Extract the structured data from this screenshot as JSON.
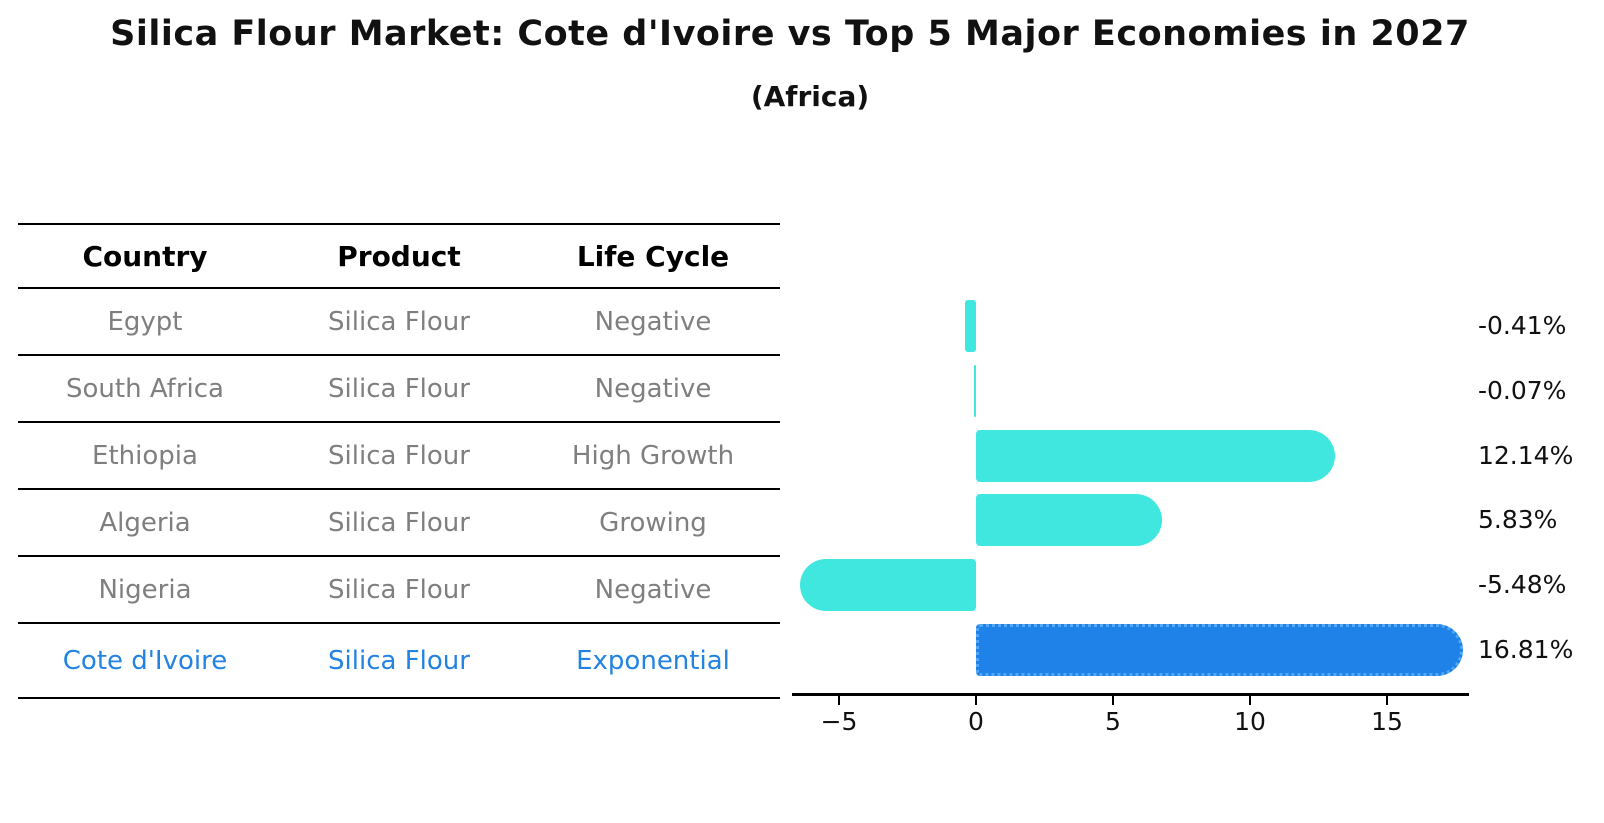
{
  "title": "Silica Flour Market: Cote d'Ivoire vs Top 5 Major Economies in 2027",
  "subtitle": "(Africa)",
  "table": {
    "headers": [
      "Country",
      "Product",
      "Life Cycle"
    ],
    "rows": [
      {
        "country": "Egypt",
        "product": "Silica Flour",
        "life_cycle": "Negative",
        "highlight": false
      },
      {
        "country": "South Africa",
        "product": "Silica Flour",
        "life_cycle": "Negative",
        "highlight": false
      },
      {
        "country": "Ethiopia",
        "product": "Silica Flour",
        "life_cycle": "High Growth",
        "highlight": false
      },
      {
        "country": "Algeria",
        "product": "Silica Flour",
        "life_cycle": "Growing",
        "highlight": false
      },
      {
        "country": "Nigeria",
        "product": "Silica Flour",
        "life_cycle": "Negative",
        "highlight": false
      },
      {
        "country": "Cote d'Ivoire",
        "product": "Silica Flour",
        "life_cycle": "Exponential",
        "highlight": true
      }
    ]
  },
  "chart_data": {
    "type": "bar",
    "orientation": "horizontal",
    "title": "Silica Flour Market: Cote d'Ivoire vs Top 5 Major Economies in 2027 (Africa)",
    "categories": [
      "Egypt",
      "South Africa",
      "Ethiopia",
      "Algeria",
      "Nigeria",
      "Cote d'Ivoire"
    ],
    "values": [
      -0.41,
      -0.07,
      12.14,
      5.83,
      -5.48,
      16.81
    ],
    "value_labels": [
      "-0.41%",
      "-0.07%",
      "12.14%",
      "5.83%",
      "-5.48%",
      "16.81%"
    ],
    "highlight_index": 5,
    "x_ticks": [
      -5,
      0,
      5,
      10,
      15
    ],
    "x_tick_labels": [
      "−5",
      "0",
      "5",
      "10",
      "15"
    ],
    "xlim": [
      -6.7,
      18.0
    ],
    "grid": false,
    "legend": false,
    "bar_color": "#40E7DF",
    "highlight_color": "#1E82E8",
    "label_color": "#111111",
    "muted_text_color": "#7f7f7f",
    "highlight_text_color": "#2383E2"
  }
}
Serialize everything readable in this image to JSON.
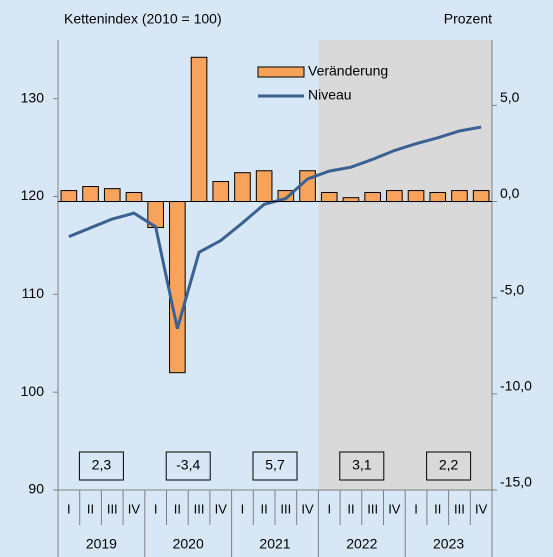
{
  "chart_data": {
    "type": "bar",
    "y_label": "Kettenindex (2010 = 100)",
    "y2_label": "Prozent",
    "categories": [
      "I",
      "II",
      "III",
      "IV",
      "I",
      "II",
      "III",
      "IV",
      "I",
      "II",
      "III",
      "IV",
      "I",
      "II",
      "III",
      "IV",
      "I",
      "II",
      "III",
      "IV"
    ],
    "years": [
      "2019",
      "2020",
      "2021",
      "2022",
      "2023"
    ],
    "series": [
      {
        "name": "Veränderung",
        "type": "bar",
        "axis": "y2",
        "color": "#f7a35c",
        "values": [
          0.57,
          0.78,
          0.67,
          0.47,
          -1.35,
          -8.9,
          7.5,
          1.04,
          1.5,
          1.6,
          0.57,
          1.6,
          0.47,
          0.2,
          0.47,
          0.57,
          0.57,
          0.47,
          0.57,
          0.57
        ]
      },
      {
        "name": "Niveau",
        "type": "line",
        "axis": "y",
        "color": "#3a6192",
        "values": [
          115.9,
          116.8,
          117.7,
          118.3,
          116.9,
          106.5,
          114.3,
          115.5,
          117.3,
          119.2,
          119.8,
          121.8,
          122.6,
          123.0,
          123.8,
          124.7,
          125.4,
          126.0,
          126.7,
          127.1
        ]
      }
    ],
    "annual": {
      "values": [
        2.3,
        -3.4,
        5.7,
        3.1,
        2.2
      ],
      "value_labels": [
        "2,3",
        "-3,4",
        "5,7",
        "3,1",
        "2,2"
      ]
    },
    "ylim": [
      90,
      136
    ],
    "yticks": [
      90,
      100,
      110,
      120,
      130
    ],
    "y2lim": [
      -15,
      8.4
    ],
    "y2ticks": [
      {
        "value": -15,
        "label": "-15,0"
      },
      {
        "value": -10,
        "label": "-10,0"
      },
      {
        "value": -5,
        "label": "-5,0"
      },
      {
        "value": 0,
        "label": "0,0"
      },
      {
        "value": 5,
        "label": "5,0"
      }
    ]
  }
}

■ **Task goal**
Above are the records; reproduce them exactly and leave out the pictures.

■ **Result of this exercise**
Extract the structured data from this screenshot as JSON.
{
  "title": "Silica Flour Market: Cote d'Ivoire vs Top 5 Major Economies in 2027",
  "subtitle": "(Africa)",
  "table": {
    "headers": [
      "Country",
      "Product",
      "Life Cycle"
    ],
    "rows": [
      {
        "country": "Egypt",
        "product": "Silica Flour",
        "life_cycle": "Negative",
        "highlight": false
      },
      {
        "country": "South Africa",
        "product": "Silica Flour",
        "life_cycle": "Negative",
        "highlight": false
      },
      {
        "country": "Ethiopia",
        "product": "Silica Flour",
        "life_cycle": "High Growth",
        "highlight": false
      },
      {
        "country": "Algeria",
        "product": "Silica Flour",
        "life_cycle": "Growing",
        "highlight": false
      },
      {
        "country": "Nigeria",
        "product": "Silica Flour",
        "life_cycle": "Negative",
        "highlight": false
      },
      {
        "country": "Cote d'Ivoire",
        "product": "Silica Flour",
        "life_cycle": "Exponential",
        "highlight": true
      }
    ]
  },
  "chart_data": {
    "type": "bar",
    "orientation": "horizontal",
    "title": "Silica Flour Market: Cote d'Ivoire vs Top 5 Major Economies in 2027 (Africa)",
    "categories": [
      "Egypt",
      "South Africa",
      "Ethiopia",
      "Algeria",
      "Nigeria",
      "Cote d'Ivoire"
    ],
    "values": [
      -0.41,
      -0.07,
      12.14,
      5.83,
      -5.48,
      16.81
    ],
    "value_labels": [
      "-0.41%",
      "-0.07%",
      "12.14%",
      "5.83%",
      "-5.48%",
      "16.81%"
    ],
    "highlight_index": 5,
    "x_ticks": [
      -5,
      0,
      5,
      10,
      15
    ],
    "x_tick_labels": [
      "−5",
      "0",
      "5",
      "10",
      "15"
    ],
    "xlim": [
      -6.7,
      18.0
    ],
    "grid": false,
    "legend": false,
    "bar_color": "#40E7DF",
    "highlight_color": "#1E82E8",
    "label_color": "#111111",
    "muted_text_color": "#7f7f7f",
    "highlight_text_color": "#2383E2"
  }
}
Serialize everything readable in this image to JSON.
{
  "chart_data": {
    "type": "bar",
    "y_label": "Kettenindex (2010 = 100)",
    "y2_label": "Prozent",
    "categories": [
      "I",
      "II",
      "III",
      "IV",
      "I",
      "II",
      "III",
      "IV",
      "I",
      "II",
      "III",
      "IV",
      "I",
      "II",
      "III",
      "IV",
      "I",
      "II",
      "III",
      "IV"
    ],
    "years": [
      "2019",
      "2020",
      "2021",
      "2022",
      "2023"
    ],
    "series": [
      {
        "name": "Veränderung",
        "type": "bar",
        "axis": "y2",
        "color": "#f7a35c",
        "values": [
          0.57,
          0.78,
          0.67,
          0.47,
          -1.35,
          -8.9,
          7.5,
          1.04,
          1.5,
          1.6,
          0.57,
          1.6,
          0.47,
          0.2,
          0.47,
          0.57,
          0.57,
          0.47,
          0.57,
          0.57
        ]
      },
      {
        "name": "Niveau",
        "type": "line",
        "axis": "y",
        "color": "#3a6192",
        "values": [
          115.9,
          116.8,
          117.7,
          118.3,
          116.9,
          106.5,
          114.3,
          115.5,
          117.3,
          119.2,
          119.8,
          121.8,
          122.6,
          123.0,
          123.8,
          124.7,
          125.4,
          126.0,
          126.7,
          127.1
        ]
      }
    ],
    "annual": {
      "values": [
        2.3,
        -3.4,
        5.7,
        3.1,
        2.2
      ],
      "value_labels": [
        "2,3",
        "-3,4",
        "5,7",
        "3,1",
        "2,2"
      ]
    },
    "ylim": [
      90,
      136
    ],
    "yticks": [
      90,
      100,
      110,
      120,
      130
    ],
    "y2lim": [
      -15,
      8.4
    ],
    "y2ticks": [
      {
        "value": -15,
        "label": "-15,0"
      },
      {
        "value": -10,
        "label": "-10,0"
      },
      {
        "value": -5,
        "label": "-5,0"
      },
      {
        "value": 0,
        "label": "0,0"
      },
      {
        "value": 5,
        "label": "5,0"
      }
    ]
  }
}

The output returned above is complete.